Items from a dataset
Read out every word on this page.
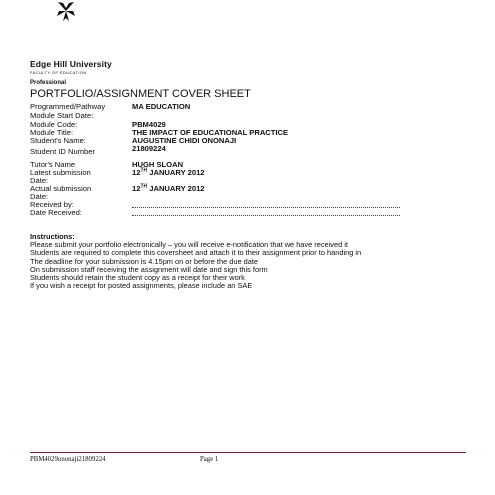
Edge Hill University
FACULTY OF EDUCATION
Professional
PORTFOLIO/ASSIGNMENT COVER SHEET
Programmed/Pathway	MA EDUCATION
Module Start Date:
Module Code:	PBM4029
Module Title:	THE IMPACT OF EDUCATIONAL PRACTICE
Student's Name:	AUGUSTINE CHIDI ONONAJI
Student ID Number	21809224
Tutor's Name	HUGH SLOAN
Latest submission	12TH JANUARY 2012
Date:
Actual submission	12TH JANUARY 2012
Date:
Received by:
Date Received:
Instructions:
Please submit your portfolio electronically – you will receive e-notification that we have received it
Students are required to complete this coversheet and attach it to their assignment prior to handing in
The deadline for your submission is 4.15pm on or before the due date
On submission staff receiving the assignment will date and sign this form
Students should retain the student copy as a receipt for their work
If you wish a receipt for posted assignments, please include an SAE
PBM4029ononaji21809224	Page 1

**The problem**
Search the data for "will". Copy every matching line.

**Task output**
Please submit your portfolio electronically – you will receive e-notification that we have received it
On submission staff receiving the assignment will date and sign this form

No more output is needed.